• [Instruction]:
What follows is a set of records, each of which is to be written out exactly.

• [Raw records]:
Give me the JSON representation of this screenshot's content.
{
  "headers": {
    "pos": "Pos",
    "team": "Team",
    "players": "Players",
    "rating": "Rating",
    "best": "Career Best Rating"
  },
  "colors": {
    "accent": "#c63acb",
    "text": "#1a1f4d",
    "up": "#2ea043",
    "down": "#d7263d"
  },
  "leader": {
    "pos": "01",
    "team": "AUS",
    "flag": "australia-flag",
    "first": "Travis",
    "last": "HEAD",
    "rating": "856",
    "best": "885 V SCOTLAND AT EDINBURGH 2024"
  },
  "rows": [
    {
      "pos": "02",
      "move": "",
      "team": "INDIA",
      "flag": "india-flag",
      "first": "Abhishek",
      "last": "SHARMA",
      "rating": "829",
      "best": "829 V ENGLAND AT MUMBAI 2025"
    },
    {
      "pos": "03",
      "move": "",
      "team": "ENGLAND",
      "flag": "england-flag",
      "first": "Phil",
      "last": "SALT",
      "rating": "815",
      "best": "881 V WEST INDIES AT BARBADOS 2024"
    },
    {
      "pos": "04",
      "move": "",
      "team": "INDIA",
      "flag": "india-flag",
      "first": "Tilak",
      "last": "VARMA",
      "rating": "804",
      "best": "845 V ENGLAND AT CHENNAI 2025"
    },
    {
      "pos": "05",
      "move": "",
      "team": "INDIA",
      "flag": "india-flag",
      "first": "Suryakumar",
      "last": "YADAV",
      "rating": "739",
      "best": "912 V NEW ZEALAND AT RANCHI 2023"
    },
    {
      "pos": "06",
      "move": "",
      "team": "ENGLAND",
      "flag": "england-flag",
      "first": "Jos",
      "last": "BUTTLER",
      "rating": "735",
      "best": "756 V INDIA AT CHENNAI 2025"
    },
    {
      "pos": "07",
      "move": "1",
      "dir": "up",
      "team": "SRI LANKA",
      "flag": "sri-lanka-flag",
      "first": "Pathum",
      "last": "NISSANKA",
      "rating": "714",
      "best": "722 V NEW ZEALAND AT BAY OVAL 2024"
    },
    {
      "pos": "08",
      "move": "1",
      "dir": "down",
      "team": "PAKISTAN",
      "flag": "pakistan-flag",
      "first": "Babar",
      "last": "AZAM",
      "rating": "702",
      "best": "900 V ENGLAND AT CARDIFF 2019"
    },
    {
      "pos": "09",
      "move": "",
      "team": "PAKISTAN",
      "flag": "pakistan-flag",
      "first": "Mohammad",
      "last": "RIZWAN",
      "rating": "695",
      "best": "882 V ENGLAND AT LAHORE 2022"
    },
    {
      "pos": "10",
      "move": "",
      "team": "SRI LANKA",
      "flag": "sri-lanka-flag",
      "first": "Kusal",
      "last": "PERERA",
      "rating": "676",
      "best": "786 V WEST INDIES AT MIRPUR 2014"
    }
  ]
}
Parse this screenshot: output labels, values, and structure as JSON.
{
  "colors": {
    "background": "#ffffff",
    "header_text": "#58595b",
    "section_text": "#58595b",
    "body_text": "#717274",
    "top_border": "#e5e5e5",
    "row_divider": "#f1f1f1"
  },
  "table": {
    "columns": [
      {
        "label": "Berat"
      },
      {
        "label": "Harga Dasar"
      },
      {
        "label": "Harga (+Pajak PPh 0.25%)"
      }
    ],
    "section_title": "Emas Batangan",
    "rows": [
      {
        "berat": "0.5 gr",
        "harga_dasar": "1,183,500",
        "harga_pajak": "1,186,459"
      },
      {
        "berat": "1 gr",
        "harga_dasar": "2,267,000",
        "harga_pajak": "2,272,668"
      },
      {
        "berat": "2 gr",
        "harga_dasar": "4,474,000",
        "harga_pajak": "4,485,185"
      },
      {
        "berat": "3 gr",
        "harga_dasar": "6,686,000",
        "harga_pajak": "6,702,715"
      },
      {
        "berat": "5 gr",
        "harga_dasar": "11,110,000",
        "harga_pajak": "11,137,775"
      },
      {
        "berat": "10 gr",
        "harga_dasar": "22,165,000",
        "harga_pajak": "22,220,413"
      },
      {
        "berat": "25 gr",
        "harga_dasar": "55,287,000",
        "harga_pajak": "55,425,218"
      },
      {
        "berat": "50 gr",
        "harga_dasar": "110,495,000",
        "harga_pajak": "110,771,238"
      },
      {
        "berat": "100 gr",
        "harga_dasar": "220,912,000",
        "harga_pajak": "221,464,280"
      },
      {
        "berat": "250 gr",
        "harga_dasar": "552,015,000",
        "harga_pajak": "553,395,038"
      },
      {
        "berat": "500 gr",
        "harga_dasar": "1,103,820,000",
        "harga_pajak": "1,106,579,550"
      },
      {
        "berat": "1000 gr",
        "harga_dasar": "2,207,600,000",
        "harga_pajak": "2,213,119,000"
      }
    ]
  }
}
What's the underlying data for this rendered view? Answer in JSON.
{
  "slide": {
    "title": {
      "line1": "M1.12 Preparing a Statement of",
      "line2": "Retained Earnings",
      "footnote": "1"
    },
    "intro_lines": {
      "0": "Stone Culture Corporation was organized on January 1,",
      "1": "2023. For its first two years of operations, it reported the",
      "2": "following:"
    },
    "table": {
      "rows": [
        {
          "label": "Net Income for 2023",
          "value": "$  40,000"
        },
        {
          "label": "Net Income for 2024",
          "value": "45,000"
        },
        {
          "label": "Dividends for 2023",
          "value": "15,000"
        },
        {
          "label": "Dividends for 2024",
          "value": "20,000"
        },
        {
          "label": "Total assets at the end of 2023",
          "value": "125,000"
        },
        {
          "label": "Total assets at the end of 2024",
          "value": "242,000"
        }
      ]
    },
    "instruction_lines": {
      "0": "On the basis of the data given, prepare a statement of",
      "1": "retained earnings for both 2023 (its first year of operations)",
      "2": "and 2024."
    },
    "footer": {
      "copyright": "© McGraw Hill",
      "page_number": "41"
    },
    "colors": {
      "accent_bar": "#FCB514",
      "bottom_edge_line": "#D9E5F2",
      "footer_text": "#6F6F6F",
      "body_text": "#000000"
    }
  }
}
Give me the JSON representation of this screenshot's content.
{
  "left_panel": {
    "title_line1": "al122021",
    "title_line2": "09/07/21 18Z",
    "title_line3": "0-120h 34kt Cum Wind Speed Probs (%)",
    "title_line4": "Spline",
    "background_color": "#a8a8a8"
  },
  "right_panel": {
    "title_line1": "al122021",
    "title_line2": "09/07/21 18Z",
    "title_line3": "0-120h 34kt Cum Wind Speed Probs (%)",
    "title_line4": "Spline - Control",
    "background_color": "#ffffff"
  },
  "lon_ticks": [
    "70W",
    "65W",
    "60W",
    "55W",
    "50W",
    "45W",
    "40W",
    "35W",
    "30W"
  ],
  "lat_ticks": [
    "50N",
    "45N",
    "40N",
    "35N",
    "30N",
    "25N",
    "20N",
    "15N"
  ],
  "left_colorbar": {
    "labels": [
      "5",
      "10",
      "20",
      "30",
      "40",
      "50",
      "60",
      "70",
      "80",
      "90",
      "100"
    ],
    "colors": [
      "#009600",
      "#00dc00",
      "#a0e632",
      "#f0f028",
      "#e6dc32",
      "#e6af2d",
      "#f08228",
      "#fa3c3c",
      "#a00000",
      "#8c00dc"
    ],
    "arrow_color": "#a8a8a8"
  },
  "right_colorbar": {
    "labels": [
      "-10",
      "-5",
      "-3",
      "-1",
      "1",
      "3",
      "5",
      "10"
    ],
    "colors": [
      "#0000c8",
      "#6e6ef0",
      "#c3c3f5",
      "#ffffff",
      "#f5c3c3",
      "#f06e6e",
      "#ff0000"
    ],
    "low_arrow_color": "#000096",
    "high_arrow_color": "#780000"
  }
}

• [Expected output]:
Give me the JSON representation of this screenshot's content.
{
  "headers": {
    "pos": "Pos",
    "team": "Team",
    "players": "Players",
    "rating": "Rating",
    "best": "Career Best Rating"
  },
  "colors": {
    "accent": "#c63acb",
    "text": "#1a1f4d",
    "up": "#2ea043",
    "down": "#d7263d"
  },
  "leader": {
    "pos": "01",
    "team": "AUS",
    "flag": "australia-flag",
    "first": "Travis",
    "last": "HEAD",
    "rating": "856",
    "best": "885 V SCOTLAND AT EDINBURGH 2024"
  },
  "rows": [
    {
      "pos": "02",
      "move": "",
      "team": "INDIA",
      "flag": "india-flag",
      "first": "Abhishek",
      "last": "SHARMA",
      "rating": "829",
      "best": "829 V ENGLAND AT MUMBAI 2025"
    },
    {
      "pos": "03",
      "move": "",
      "team": "ENGLAND",
      "flag": "england-flag",
      "first": "Phil",
      "last": "SALT",
      "rating": "815",
      "best": "881 V WEST INDIES AT BARBADOS 2024"
    },
    {
      "pos": "04",
      "move": "",
      "team": "INDIA",
      "flag": "india-flag",
      "first": "Tilak",
      "last": "VARMA",
      "rating": "804",
      "best": "845 V ENGLAND AT CHENNAI 2025"
    },
    {
      "pos": "05",
      "move": "",
      "team": "INDIA",
      "flag": "india-flag",
      "first": "Suryakumar",
      "last": "YADAV",
      "rating": "739",
      "best": "912 V NEW ZEALAND AT RANCHI 2023"
    },
    {
      "pos": "06",
      "move": "",
      "team": "ENGLAND",
      "flag": "england-flag",
      "first": "Jos",
      "last": "BUTTLER",
      "rating": "735",
      "best": "756 V INDIA AT CHENNAI 2025"
    },
    {
      "pos": "07",
      "move": "1",
      "dir": "up",
      "team": "SRI LANKA",
      "flag": "sri-lanka-flag",
      "first": "Pathum",
      "last": "NISSANKA",
      "rating": "714",
      "best": "722 V NEW ZEALAND AT BAY OVAL 2024"
    },
    {
      "pos": "08",
      "move": "1",
      "dir": "down",
      "team": "PAKISTAN",
      "flag": "pakistan-flag",
      "first": "Babar",
      "last": "AZAM",
      "rating": "702",
      "best": "900 V ENGLAND AT CARDIFF 2019"
    },
    {
      "pos": "09",
      "move": "",
      "team": "PAKISTAN",
      "flag": "pakistan-flag",
      "first": "Mohammad",
      "last": "RIZWAN",
      "rating": "695",
      "best": "882 V ENGLAND AT LAHORE 2022"
    },
    {
      "pos": "10",
      "move": "",
      "team": "SRI LANKA",
      "flag": "sri-lanka-flag",
      "first": "Kusal",
      "last": "PERERA",
      "rating": "676",
      "best": "786 V WEST INDIES AT MIRPUR 2014"
    }
  ]
}
Parse this screenshot: output labels, values, and structure as JSON.
{
  "colors": {
    "background": "#ffffff",
    "header_text": "#58595b",
    "section_text": "#58595b",
    "body_text": "#717274",
    "top_border": "#e5e5e5",
    "row_divider": "#f1f1f1"
  },
  "table": {
    "columns": [
      {
        "label": "Berat"
      },
      {
        "label": "Harga Dasar"
      },
      {
        "label": "Harga (+Pajak PPh 0.25%)"
      }
    ],
    "section_title": "Emas Batangan",
    "rows": [
      {
        "berat": "0.5 gr",
        "harga_dasar": "1,183,500",
        "harga_pajak": "1,186,459"
      },
      {
        "berat": "1 gr",
        "harga_dasar": "2,267,000",
        "harga_pajak": "2,272,668"
      },
      {
        "berat": "2 gr",
        "harga_dasar": "4,474,000",
        "harga_pajak": "4,485,185"
      },
      {
        "berat": "3 gr",
        "harga_dasar": "6,686,000",
        "harga_pajak": "6,702,715"
      },
      {
        "berat": "5 gr",
        "harga_dasar": "11,110,000",
        "harga_pajak": "11,137,775"
      },
      {
        "berat": "10 gr",
        "harga_dasar": "22,165,000",
        "harga_pajak": "22,220,413"
      },
      {
        "berat": "25 gr",
        "harga_dasar": "55,287,000",
        "harga_pajak": "55,425,218"
      },
      {
        "berat": "50 gr",
        "harga_dasar": "110,495,000",
        "harga_pajak": "110,771,238"
      },
      {
        "berat": "100 gr",
        "harga_dasar": "220,912,000",
        "harga_pajak": "221,464,280"
      },
      {
        "berat": "250 gr",
        "harga_dasar": "552,015,000",
        "harga_pajak": "553,395,038"
      },
      {
        "berat": "500 gr",
        "harga_dasar": "1,103,820,000",
        "harga_pajak": "1,106,579,550"
      },
      {
        "berat": "1000 gr",
        "harga_dasar": "2,207,600,000",
        "harga_pajak": "2,213,119,000"
      }
    ]
  }
}
What's the underlying data for this rendered view? Answer in JSON.
{
  "slide": {
    "title": {
      "line1": "M1.12 Preparing a Statement of",
      "line2": "Retained Earnings",
      "footnote": "1"
    },
    "intro_lines": {
      "0": "Stone Culture Corporation was organized on January 1,",
      "1": "2023. For its first two years of operations, it reported the",
      "2": "following:"
    },
    "table": {
      "rows": [
        {
          "label": "Net Income for 2023",
          "value": "$  40,000"
        },
        {
          "label": "Net Income for 2024",
          "value": "45,000"
        },
        {
          "label": "Dividends for 2023",
          "value": "15,000"
        },
        {
          "label": "Dividends for 2024",
          "value": "20,000"
        },
        {
          "label": "Total assets at the end of 2023",
          "value": "125,000"
        },
        {
          "label": "Total assets at the end of 2024",
          "value": "242,000"
        }
      ]
    },
    "instruction_lines": {
      "0": "On the basis of the data given, prepare a statement of",
      "1": "retained earnings for both 2023 (its first year of operations)",
      "2": "and 2024."
    },
    "footer": {
      "copyright": "© McGraw Hill",
      "page_number": "41"
    },
    "colors": {
      "accent_bar": "#FCB514",
      "bottom_edge_line": "#D9E5F2",
      "footer_text": "#6F6F6F",
      "body_text": "#000000"
    }
  }
}
Give me the JSON representation of this screenshot's content.
{
  "left_panel": {
    "title_line1": "al122021",
    "title_line2": "09/07/21 18Z",
    "title_line3": "0-120h 34kt Cum Wind Speed Probs (%)",
    "title_line4": "Spline",
    "background_color": "#a8a8a8"
  },
  "right_panel": {
    "title_line1": "al122021",
    "title_line2": "09/07/21 18Z",
    "title_line3": "0-120h 34kt Cum Wind Speed Probs (%)",
    "title_line4": "Spline - Control",
    "background_color": "#ffffff"
  },
  "lon_ticks": [
    "70W",
    "65W",
    "60W",
    "55W",
    "50W",
    "45W",
    "40W",
    "35W",
    "30W"
  ],
  "lat_ticks": [
    "50N",
    "45N",
    "40N",
    "35N",
    "30N",
    "25N",
    "20N",
    "15N"
  ],
  "left_colorbar": {
    "labels": [
      "5",
      "10",
      "20",
      "30",
      "40",
      "50",
      "60",
      "70",
      "80",
      "90",
      "100"
    ],
    "colors": [
      "#009600",
      "#00dc00",
      "#a0e632",
      "#f0f028",
      "#e6dc32",
      "#e6af2d",
      "#f08228",
      "#fa3c3c",
      "#a00000",
      "#8c00dc"
    ],
    "arrow_color": "#a8a8a8"
  },
  "right_colorbar": {
    "labels": [
      "-10",
      "-5",
      "-3",
      "-1",
      "1",
      "3",
      "5",
      "10"
    ],
    "colors": [
      "#0000c8",
      "#6e6ef0",
      "#c3c3f5",
      "#ffffff",
      "#f5c3c3",
      "#f06e6e",
      "#ff0000"
    ],
    "low_arrow_color": "#000096",
    "high_arrow_color": "#780000"
  }
}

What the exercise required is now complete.